Micron has bet everything on this branch.

03 Can long-term contracts really eliminate cycles?

The logic behind long-term agreements seems solid. Under the spending pace of AI, the supply elasticity of memory chips is extremely low; HBM production capacity takes 18 to 24 months from planning to deployment, and HBM manufacturing crowds out generic DRAM wafers. Cloud providers enter long-term agreements due to concerns about "AI project delays."

But long-term contracts eliminate cyclical fluctuations on one condition: demand does not collapse.

Different institutions use varying methodologies to measure AI CapEx, but the direction is consistent: AI infrastructure investment is moving from the hundreds of billions of dollars to nearly the trillions of dollars. According to some market models, this represents a capital expenditure curve with an annualized growth rate of nearly 40% to 50%.

However, nothing in the physical world grows at over 40% indefinitely. Without requiring an AI bubble to burst, simply a slowdown in growth from 45% to 20% could reverse the supply-demand balance for memory chips within 18 months. All three memory manufacturers are currently expanding production aggressively: Micron’s capital expenditure for fiscal year 2026 is $25 billion, with an additional $10 billion planned for 2027.

Another issue that must be acknowledged is that when a company’s revenue growth relies entirely on price elasticity rather than volume elasticity, the story is fragile. Micron’s shipment volume increased by only 4% to 6%, while its 196% revenue growth was primarily driven by price increases. Prices can rise and fall, and they tend to drop much faster than they rise. This is the essence of cyclical dynamics.

Let's solve a simple arithmetic problem.

Micron's current market capitalization is $1 trillion. Micron has increased its fiscal year 2026 CapEx to over $25 billion and expects further significant increases in capital expenditures in fiscal year 2027, with some market reports suggesting the additional amount could exceed $10 billion.

Micron's non-GAAP net profit for the second quarter of fiscal year 2026 was approximately $14 billion, which annualizes to about $56 billion, implying a P/E ratio of around 18x. If future price increases and long-term contracts are extrapolated, the P/E ratio could be further reduced to approximately 15x.

It might seem "cheap," but this P/E ratio is based on earnings at the peak of a supercycle—where DDR4 contract prices rose tenfold over 15 months, HBM sold out entirely for the year, and gross margins jumped from 36% to 75%.

Multiplying profits at the cycle peak by a seemingly "reasonable" multiple to arrive at a valuation that appears "cheap" is the classic valuation trap seen at the peak of cyclical stocks.

In 2000, Cisco's P/E ratio was also “only” over 60 times, built on 15 consecutive quarters of revenue growth exceeding 50%. When growth slowed from 50% to 20% and then to 0%, EPS didn’t need to drop much for the stock price to fall 80%, as both the multiple and earnings contracted simultaneously.

▸ Tasks to perform
a) Reproduce a portion of the passage on Micron, beginning at the words "But long-term contracts" and stopping after the words "40% to 50%.".
b) List the features that the passage on Micron gives for the peak of the supercycle on which the current P/E ratio is based.
c) Answer these questions from the passage on Micron:
(i) How long does HBM production capacity take from planning to deployment?
(ii) By how much did Micron's shipment volume increase?
(iii) What was Cisco's P/E ratio in 2000?
Rely solely on the passage on Micron.

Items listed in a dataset
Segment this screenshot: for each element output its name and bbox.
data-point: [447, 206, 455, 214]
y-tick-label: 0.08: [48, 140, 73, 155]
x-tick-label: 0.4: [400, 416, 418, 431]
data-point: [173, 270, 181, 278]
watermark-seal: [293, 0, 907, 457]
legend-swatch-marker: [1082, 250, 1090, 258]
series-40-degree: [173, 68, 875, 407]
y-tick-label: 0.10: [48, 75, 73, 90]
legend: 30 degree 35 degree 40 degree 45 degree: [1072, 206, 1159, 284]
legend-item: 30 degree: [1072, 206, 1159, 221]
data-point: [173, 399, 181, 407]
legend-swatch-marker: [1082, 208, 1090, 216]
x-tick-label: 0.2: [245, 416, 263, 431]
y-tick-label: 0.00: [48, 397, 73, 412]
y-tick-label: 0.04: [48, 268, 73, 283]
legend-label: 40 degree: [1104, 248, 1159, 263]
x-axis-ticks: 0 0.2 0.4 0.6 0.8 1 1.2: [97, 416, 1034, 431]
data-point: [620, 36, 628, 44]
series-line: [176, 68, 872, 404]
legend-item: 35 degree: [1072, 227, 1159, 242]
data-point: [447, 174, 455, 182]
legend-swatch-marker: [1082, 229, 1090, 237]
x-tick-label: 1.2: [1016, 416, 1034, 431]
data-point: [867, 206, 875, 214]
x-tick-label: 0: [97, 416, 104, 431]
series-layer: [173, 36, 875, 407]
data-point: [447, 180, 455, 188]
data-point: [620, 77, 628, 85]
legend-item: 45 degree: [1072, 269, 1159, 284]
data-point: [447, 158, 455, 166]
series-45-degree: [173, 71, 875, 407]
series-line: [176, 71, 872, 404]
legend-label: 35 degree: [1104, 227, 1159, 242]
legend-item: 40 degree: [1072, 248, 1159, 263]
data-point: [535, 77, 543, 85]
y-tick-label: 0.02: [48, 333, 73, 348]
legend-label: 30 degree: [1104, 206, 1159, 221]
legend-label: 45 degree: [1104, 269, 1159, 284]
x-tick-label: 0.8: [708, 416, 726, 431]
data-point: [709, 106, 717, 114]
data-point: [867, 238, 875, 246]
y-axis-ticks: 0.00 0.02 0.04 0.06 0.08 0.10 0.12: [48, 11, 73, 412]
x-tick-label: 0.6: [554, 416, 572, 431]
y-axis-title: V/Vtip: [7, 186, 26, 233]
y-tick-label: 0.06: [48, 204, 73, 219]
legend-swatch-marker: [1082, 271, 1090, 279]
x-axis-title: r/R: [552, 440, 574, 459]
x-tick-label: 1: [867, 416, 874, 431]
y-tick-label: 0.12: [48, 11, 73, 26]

▸ Answers given
a)
But long-term contracts eliminate cyclical fluctuations on one condition: demand does not collapse.

Different institutions use varying methodologies to measure AI CapEx, but the direction is consistent: AI infrastructure investment is moving from the hundreds of billions of dollars to nearly the trillions of dollars. According to some market models, this represents a capital expenditure curve with an annualized growth rate of nearly 40% to 50%.

b)
- DDR4 contract prices rose tenfold over 15 months.
- HBM sold out entirely for the year.
- Gross margins jumped from 36% to 75%.

c)
(i) 18 to 24 months.
(ii) Only 4% to 6%.
(iii) Over 60 times.